## start DATA ROWS

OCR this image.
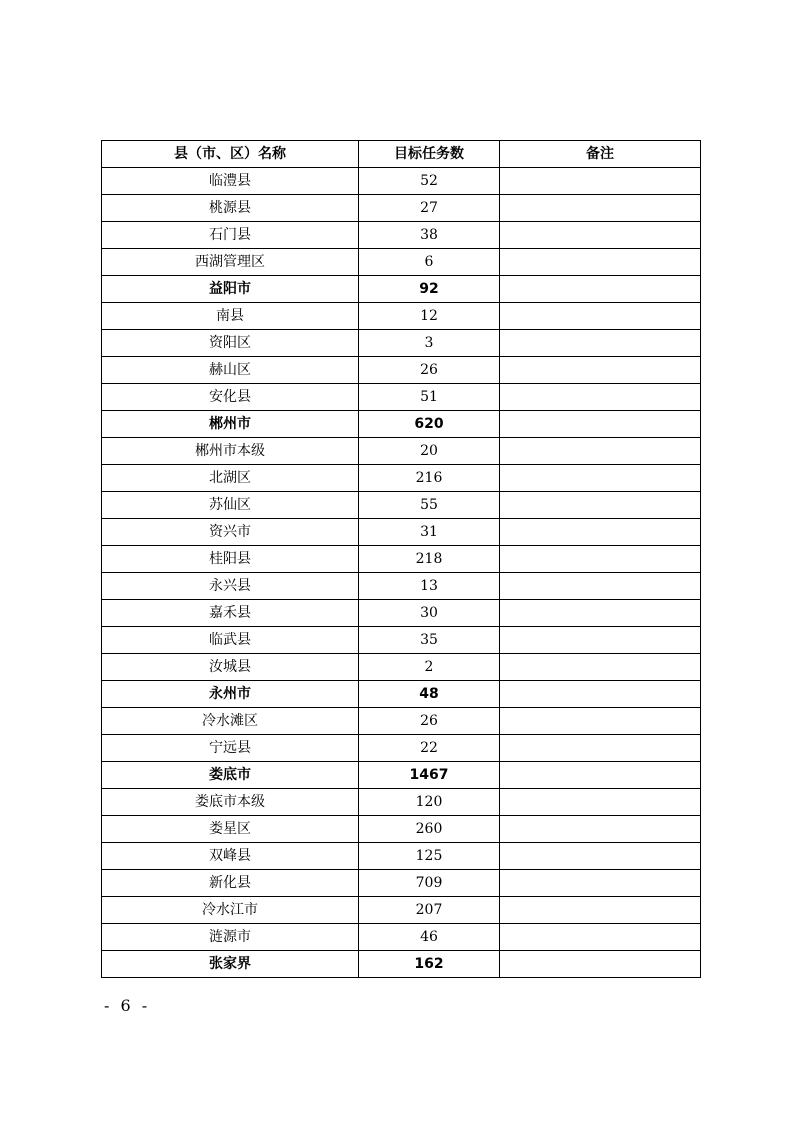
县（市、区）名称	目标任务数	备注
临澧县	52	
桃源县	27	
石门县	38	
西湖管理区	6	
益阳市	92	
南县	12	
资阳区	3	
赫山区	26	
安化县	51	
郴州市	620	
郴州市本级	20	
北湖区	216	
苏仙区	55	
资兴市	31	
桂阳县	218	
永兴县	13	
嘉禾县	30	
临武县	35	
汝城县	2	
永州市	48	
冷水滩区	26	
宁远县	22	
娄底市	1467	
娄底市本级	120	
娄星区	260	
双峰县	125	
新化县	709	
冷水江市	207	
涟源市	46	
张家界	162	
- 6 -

## end DATA ROWS
## start DATA ROWS

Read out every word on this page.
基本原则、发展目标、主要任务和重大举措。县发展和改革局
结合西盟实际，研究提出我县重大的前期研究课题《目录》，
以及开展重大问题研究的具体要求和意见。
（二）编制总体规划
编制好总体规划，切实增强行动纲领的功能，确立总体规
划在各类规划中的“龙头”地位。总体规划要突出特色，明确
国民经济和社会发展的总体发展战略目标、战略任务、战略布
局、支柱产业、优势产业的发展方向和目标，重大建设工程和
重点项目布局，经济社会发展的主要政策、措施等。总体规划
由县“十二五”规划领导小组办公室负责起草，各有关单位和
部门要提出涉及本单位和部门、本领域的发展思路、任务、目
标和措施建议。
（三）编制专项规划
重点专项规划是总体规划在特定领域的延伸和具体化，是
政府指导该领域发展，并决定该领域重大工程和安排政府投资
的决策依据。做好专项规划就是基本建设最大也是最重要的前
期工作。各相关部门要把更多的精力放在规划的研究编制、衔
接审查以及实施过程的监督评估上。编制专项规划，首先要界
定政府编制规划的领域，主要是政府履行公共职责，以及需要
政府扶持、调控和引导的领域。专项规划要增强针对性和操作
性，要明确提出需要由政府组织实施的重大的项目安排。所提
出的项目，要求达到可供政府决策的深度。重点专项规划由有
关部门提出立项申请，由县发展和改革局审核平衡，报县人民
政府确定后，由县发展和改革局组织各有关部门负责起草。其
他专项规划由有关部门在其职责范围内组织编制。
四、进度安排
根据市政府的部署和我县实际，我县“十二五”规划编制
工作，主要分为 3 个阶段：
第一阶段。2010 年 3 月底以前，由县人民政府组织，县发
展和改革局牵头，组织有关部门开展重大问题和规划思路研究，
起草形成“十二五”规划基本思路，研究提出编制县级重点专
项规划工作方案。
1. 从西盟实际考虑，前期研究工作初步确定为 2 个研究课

## end DATA ROWS

- _WHAT THE EXERCISE ASKS_:
Copy every line of the listing where the word "this" appears.

- _SOLVED EXERCISE_:
OCR this image.
Read out every word on this page.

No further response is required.